Exercise task: Copy all of the material exactly. Pictures are not to appear in the copy.

Data lines:

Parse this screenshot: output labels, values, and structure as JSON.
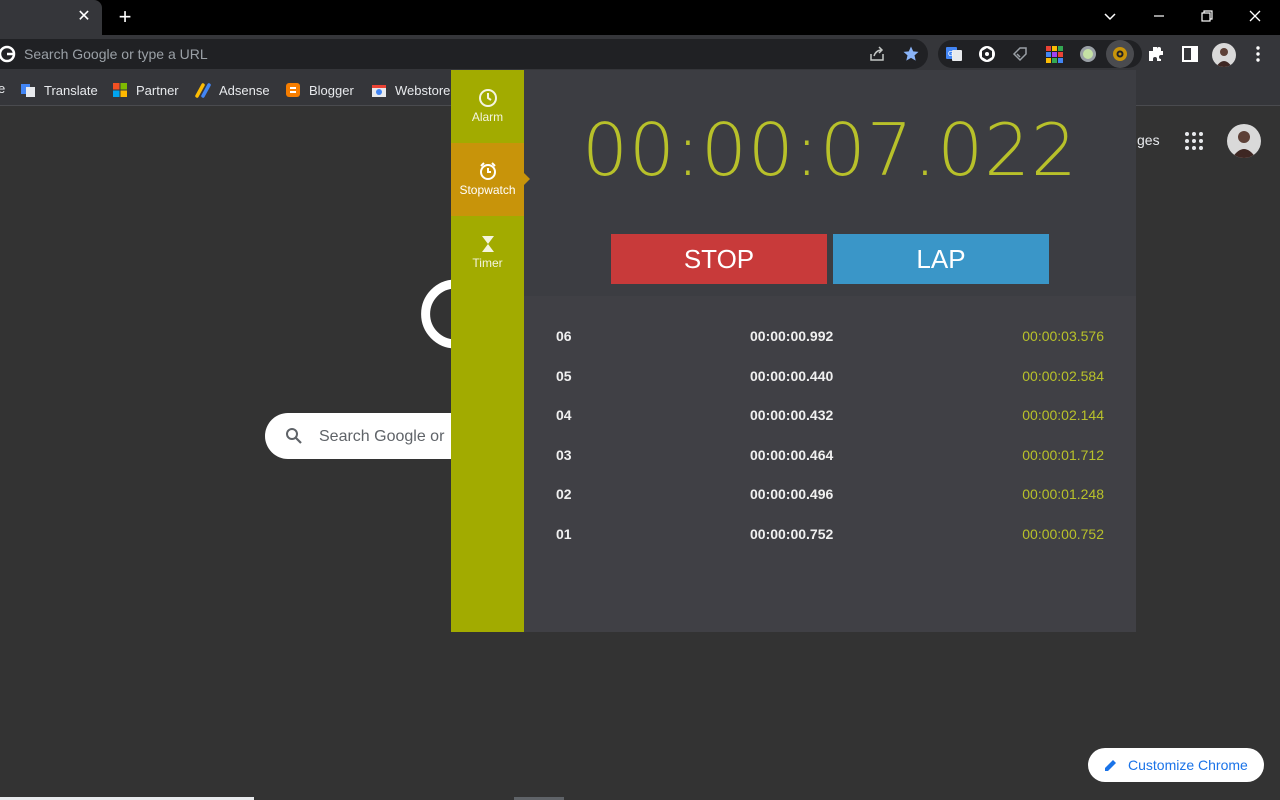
{
  "browser": {
    "omnibox_placeholder": "Search Google or type a URL",
    "bookmarks": [
      {
        "label": "Translate"
      },
      {
        "label": "Partner"
      },
      {
        "label": "Adsense"
      },
      {
        "label": "Blogger"
      },
      {
        "label": "Webstore"
      }
    ],
    "tab_close": "✕",
    "new_tab": "+"
  },
  "ntp": {
    "images_link": "ges",
    "search_placeholder": "Search Google or",
    "customize_label": "Customize Chrome"
  },
  "popup": {
    "sidebar": [
      {
        "label": "Alarm",
        "icon": "alarm-clock-icon",
        "active": false
      },
      {
        "label": "Stopwatch",
        "icon": "stopwatch-icon",
        "active": true
      },
      {
        "label": "Timer",
        "icon": "hourglass-icon",
        "active": false
      }
    ],
    "time": "00:00:07.022",
    "stop_label": "STOP",
    "lap_label": "LAP",
    "laps": [
      {
        "num": "06",
        "split": "00:00:00.992",
        "total": "00:00:03.576"
      },
      {
        "num": "05",
        "split": "00:00:00.440",
        "total": "00:00:02.584"
      },
      {
        "num": "04",
        "split": "00:00:00.432",
        "total": "00:00:02.144"
      },
      {
        "num": "03",
        "split": "00:00:00.464",
        "total": "00:00:01.712"
      },
      {
        "num": "02",
        "split": "00:00:00.496",
        "total": "00:00:01.248"
      },
      {
        "num": "01",
        "split": "00:00:00.752",
        "total": "00:00:00.752"
      }
    ]
  },
  "colors": {
    "accent_green": "#b8c12a",
    "sidebar_green": "#a2ab00",
    "active_orange": "#c8940a",
    "stop_red": "#c83a3a",
    "lap_blue": "#3a96c8"
  }
}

Solved problem:
Parse this screenshot: output labels, values, and structure as JSON.
{
  "browser": {
    "omnibox_placeholder": "Search Google or type a URL",
    "bookmarks": [
      {
        "label": "Translate"
      },
      {
        "label": "Partner"
      },
      {
        "label": "Adsense"
      },
      {
        "label": "Blogger"
      },
      {
        "label": "Webstore"
      }
    ],
    "tab_close": "✕",
    "new_tab": "+"
  },
  "ntp": {
    "images_link": "ges",
    "search_placeholder": "Search Google or",
    "customize_label": "Customize Chrome"
  },
  "popup": {
    "sidebar": [
      {
        "label": "Alarm",
        "icon": "alarm-clock-icon",
        "active": false
      },
      {
        "label": "Stopwatch",
        "icon": "stopwatch-icon",
        "active": true
      },
      {
        "label": "Timer",
        "icon": "hourglass-icon",
        "active": false
      }
    ],
    "time": "00:00:07.022",
    "stop_label": "STOP",
    "lap_label": "LAP",
    "laps": [
      {
        "num": "06",
        "split": "00:00:00.992",
        "total": "00:00:03.576"
      },
      {
        "num": "05",
        "split": "00:00:00.440",
        "total": "00:00:02.584"
      },
      {
        "num": "04",
        "split": "00:00:00.432",
        "total": "00:00:02.144"
      },
      {
        "num": "03",
        "split": "00:00:00.464",
        "total": "00:00:01.712"
      },
      {
        "num": "02",
        "split": "00:00:00.496",
        "total": "00:00:01.248"
      },
      {
        "num": "01",
        "split": "00:00:00.752",
        "total": "00:00:00.752"
      }
    ]
  },
  "colors": {
    "accent_green": "#b8c12a",
    "sidebar_green": "#a2ab00",
    "active_orange": "#c8940a",
    "stop_red": "#c83a3a",
    "lap_blue": "#3a96c8"
  }
}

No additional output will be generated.